Exercise task – Find the word "with" in the data. Return every line where it appears.

Extracted entries –
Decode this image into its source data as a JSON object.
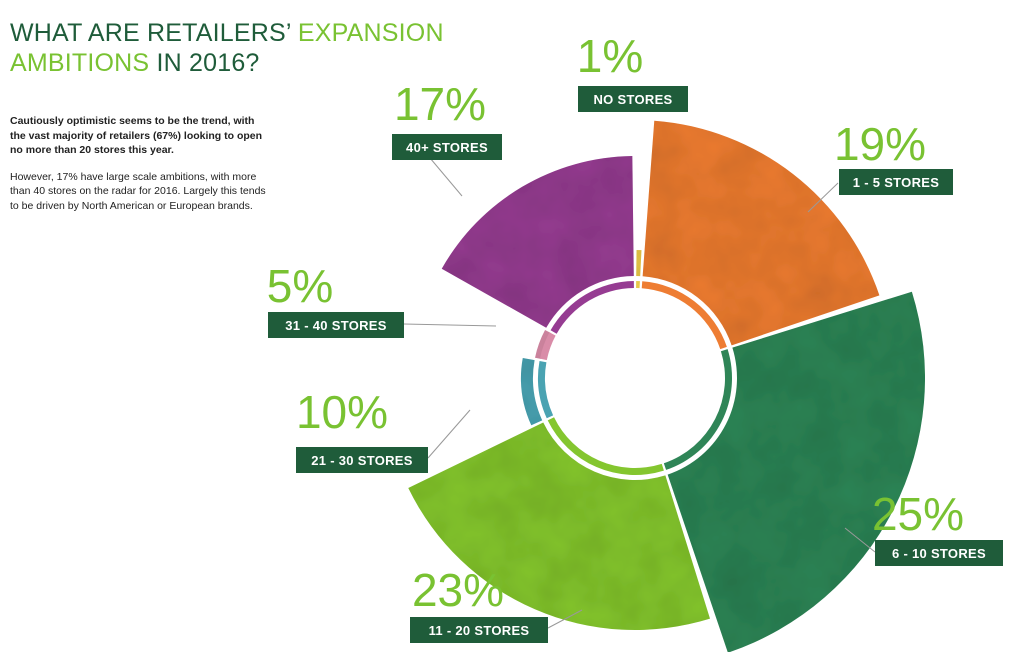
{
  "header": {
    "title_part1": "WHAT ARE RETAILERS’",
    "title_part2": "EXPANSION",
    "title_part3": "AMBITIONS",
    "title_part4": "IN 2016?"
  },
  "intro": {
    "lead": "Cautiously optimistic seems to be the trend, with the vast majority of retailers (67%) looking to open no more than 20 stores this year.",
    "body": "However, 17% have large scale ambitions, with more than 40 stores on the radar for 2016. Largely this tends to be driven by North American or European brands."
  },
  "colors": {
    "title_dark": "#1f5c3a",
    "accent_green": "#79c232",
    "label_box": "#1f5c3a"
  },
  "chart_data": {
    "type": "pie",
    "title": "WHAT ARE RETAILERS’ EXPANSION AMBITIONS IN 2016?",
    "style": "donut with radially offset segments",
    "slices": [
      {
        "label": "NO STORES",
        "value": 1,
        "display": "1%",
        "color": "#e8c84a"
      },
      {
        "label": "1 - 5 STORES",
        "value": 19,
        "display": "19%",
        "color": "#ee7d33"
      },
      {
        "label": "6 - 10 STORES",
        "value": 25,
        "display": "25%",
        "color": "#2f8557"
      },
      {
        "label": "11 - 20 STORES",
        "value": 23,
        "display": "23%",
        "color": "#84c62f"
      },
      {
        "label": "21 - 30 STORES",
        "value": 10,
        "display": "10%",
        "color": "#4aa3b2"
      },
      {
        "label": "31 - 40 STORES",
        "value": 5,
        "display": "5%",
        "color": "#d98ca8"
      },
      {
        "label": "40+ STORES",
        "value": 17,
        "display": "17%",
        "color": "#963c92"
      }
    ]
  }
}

Reply –
    "lead": "Cautiously optimistic seems to be the trend, with the vast majority of retailers (67%) looking to open no more than 20 stores this year.",
    "body": "However, 17% have large scale ambitions, with more than 40 stores on the radar for 2016. Largely this tends to be driven by North American or European brands."
    "style": "donut with radially offset segments",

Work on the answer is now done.